Entries shown:
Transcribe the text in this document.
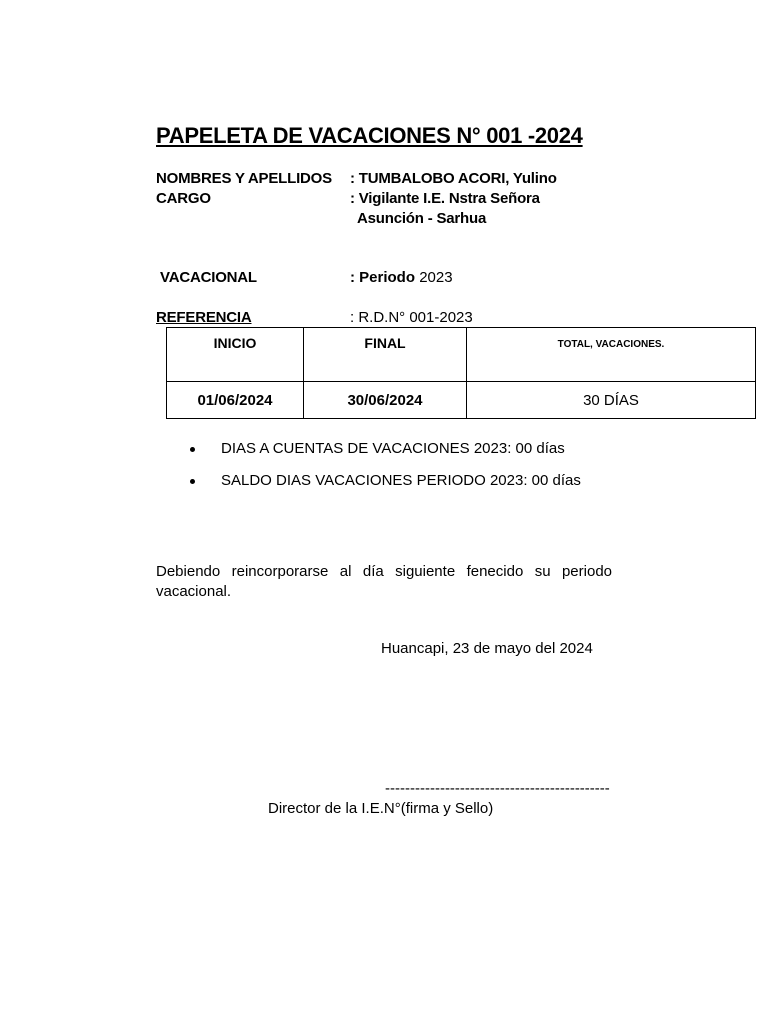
PAPELETA DE VACACIONES N° 001 -2024
NOMBRES Y APELLIDOS : TUMBALOBO ACORI, Yulino
CARGO	: Vigilante I.E. Nstra Señora
Asunción - Sarhua
VACACIONAL	: Periodo 2023
REFERENCIA	: R.D.N° 001-2023
INICIO	FINAL	TOTAL, VACACIONES.
01/06/2024	30/06/2024	30 DÍAS
DIAS A CUENTAS DE VACACIONES 2023: 00 días
SALDO DIAS VACACIONES PERIODO 2023: 00 días
Debiendo reincorporarse al día siguiente fenecido su periodo
vacacional.
Huancapi, 23 de mayo del 2024
---------------------------------------------
Director de la I.E.N°(firma y Sello)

Task details: Copy out every line with the word "VACACIONES".

Answer in full:
PAPELETA DE VACACIONES N° 001 -2024
INICIO	FINAL	TOTAL, VACACIONES.
DIAS A CUENTAS DE VACACIONES 2023: 00 días
SALDO DIAS VACACIONES PERIODO 2023: 00 días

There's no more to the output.